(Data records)
■ ■ ■ ■ ■

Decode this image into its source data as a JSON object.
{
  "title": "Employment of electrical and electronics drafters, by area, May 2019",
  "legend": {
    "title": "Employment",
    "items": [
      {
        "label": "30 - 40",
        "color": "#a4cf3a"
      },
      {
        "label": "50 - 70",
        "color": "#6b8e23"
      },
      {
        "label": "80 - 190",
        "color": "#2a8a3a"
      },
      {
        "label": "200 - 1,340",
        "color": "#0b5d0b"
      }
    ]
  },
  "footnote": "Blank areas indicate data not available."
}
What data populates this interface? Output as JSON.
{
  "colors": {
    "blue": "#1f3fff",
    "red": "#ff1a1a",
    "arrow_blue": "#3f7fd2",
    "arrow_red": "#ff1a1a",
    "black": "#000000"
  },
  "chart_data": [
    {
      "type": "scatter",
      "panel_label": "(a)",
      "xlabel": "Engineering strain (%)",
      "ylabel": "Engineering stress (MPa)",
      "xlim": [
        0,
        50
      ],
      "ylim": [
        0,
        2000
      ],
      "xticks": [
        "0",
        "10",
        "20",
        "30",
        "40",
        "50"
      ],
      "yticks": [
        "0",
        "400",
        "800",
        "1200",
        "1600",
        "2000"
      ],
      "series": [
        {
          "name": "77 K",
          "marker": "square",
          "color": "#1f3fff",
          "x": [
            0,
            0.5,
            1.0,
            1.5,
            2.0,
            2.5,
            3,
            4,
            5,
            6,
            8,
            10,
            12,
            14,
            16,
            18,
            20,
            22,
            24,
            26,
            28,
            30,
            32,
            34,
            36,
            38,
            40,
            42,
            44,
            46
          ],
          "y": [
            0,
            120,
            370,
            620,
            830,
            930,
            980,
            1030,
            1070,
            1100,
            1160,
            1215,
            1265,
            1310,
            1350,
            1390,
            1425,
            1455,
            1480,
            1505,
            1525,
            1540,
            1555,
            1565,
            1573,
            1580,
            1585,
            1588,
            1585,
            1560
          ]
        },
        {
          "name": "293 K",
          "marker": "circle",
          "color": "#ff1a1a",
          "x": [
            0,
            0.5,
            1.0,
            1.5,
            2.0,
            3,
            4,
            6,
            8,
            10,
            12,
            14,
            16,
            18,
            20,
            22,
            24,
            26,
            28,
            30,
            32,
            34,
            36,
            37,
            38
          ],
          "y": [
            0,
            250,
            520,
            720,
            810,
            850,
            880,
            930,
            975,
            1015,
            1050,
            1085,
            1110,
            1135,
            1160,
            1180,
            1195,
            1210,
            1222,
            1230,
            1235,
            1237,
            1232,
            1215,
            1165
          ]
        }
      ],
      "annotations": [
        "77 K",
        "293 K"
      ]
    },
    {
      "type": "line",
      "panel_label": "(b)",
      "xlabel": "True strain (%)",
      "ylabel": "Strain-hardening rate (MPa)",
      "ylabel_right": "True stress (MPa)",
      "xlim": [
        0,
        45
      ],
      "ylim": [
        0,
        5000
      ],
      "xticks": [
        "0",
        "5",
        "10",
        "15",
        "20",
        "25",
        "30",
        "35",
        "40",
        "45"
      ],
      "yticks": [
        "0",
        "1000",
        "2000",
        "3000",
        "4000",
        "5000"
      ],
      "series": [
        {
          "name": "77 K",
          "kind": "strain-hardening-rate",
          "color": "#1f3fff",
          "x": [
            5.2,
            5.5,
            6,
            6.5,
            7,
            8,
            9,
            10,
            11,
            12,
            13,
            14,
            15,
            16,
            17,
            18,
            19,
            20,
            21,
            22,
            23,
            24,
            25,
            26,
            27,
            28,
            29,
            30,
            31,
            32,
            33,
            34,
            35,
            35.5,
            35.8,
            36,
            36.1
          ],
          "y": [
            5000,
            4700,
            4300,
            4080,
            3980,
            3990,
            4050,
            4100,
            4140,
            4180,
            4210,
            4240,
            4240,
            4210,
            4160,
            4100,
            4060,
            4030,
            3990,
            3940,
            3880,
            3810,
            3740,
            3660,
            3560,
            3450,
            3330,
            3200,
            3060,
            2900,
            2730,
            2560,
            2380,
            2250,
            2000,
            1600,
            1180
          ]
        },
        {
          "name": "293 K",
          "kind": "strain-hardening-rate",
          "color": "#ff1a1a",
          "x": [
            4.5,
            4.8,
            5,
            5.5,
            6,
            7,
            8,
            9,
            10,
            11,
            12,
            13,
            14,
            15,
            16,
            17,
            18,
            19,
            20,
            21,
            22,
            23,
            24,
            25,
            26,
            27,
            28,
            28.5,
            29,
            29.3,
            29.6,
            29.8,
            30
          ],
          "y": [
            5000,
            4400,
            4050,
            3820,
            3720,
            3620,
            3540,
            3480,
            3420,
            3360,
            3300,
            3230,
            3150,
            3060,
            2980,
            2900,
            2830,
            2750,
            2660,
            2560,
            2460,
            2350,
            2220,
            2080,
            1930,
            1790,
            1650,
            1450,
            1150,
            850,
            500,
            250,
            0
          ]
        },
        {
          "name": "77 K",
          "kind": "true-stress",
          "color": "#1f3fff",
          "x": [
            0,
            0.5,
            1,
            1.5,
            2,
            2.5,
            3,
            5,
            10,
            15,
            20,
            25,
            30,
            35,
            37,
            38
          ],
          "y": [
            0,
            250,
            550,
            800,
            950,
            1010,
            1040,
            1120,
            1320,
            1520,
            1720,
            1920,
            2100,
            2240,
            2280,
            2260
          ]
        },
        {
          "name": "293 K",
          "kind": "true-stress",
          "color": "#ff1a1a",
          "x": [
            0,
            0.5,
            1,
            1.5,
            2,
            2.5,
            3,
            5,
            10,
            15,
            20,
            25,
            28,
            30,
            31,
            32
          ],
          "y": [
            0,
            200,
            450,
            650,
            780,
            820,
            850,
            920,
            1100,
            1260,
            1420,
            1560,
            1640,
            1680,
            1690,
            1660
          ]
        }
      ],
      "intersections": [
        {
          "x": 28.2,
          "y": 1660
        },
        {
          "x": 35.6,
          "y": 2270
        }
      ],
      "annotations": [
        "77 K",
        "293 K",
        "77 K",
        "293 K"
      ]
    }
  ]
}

■ ■ ■ ■ ■

GOAL
Across the data, tally the lines containing "Employment" and give back the number alone.

EXERCISE RESPONSE
2